*Aim*
Report how many lines contain "image". Give the number and nothing else.

-----

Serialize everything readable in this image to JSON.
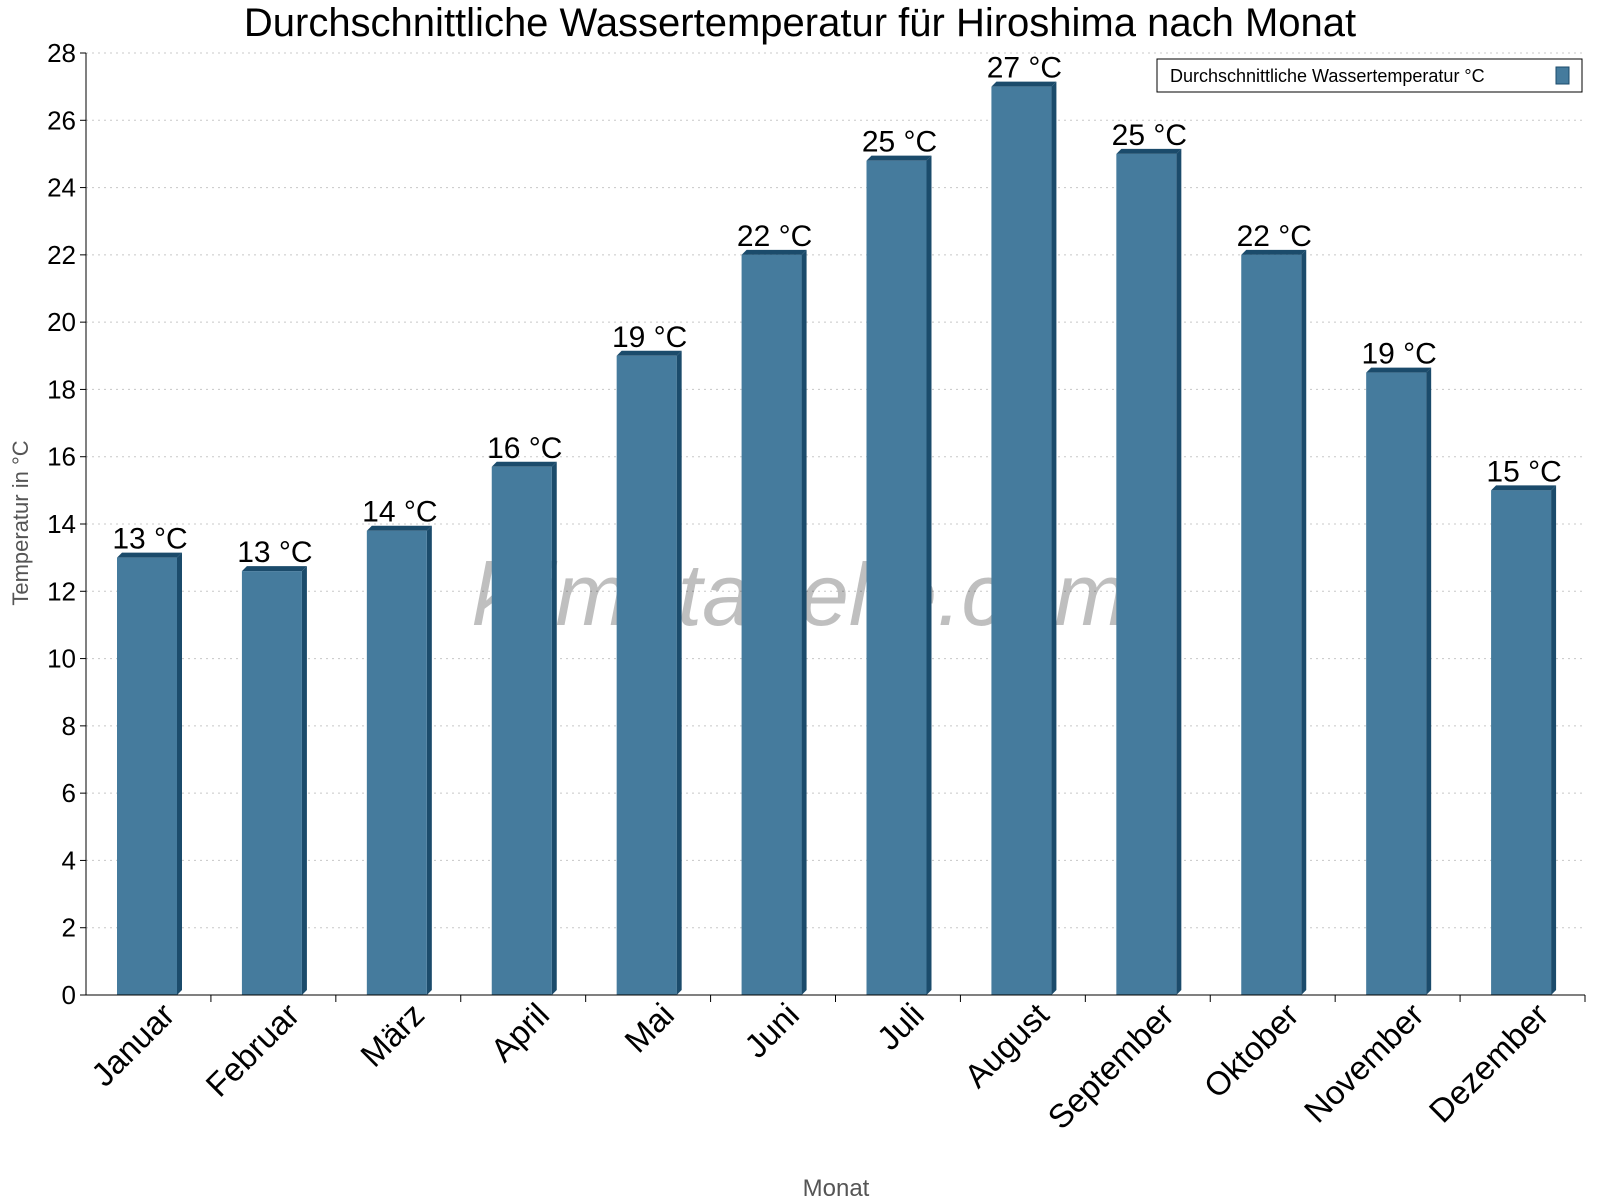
{
  "chart_data": {
    "type": "bar",
    "title": "Durchschnittliche Wassertemperatur für Hiroshima nach Monat",
    "xlabel": "Monat",
    "ylabel": "Temperatur in °C",
    "ylim": [
      0,
      28
    ],
    "yticks": [
      0,
      2,
      4,
      6,
      8,
      10,
      12,
      14,
      16,
      18,
      20,
      22,
      24,
      26,
      28
    ],
    "grid": true,
    "legend_position": "top-right",
    "categories": [
      "Januar",
      "Februar",
      "März",
      "April",
      "Mai",
      "Juni",
      "Juli",
      "August",
      "September",
      "Oktober",
      "November",
      "Dezember"
    ],
    "series": [
      {
        "name": "Durchschnittliche Wassertemperatur °C",
        "values": [
          13.0,
          12.6,
          13.8,
          15.7,
          19.0,
          22.0,
          24.8,
          27.0,
          25.0,
          22.0,
          18.5,
          15.0
        ],
        "labels": [
          "13 °C",
          "13 °C",
          "14 °C",
          "16 °C",
          "19 °C",
          "22 °C",
          "25 °C",
          "27 °C",
          "25 °C",
          "22 °C",
          "19 °C",
          "15 °C"
        ],
        "color": "#457b9d",
        "side_color": "#1b4b6b"
      }
    ],
    "watermark": "klimatabelle.com"
  }
}
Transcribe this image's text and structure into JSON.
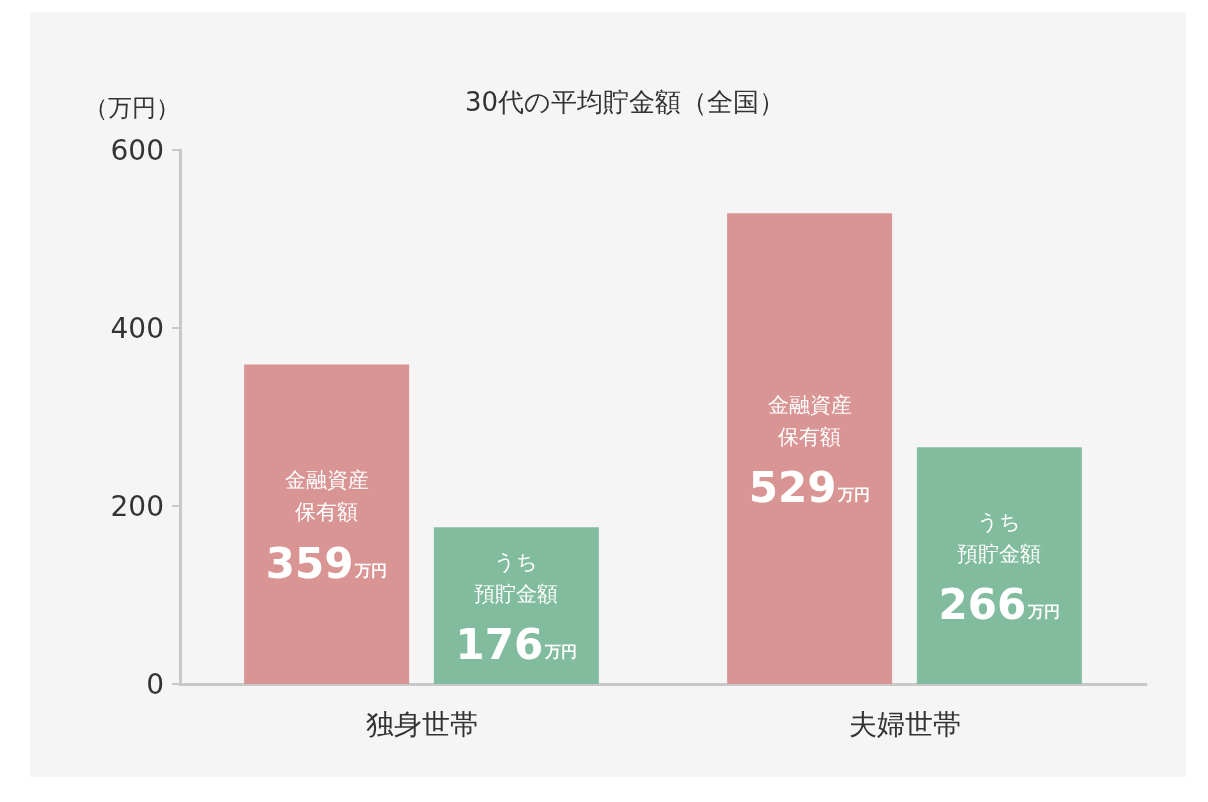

-----

*Solution for this exercise*
2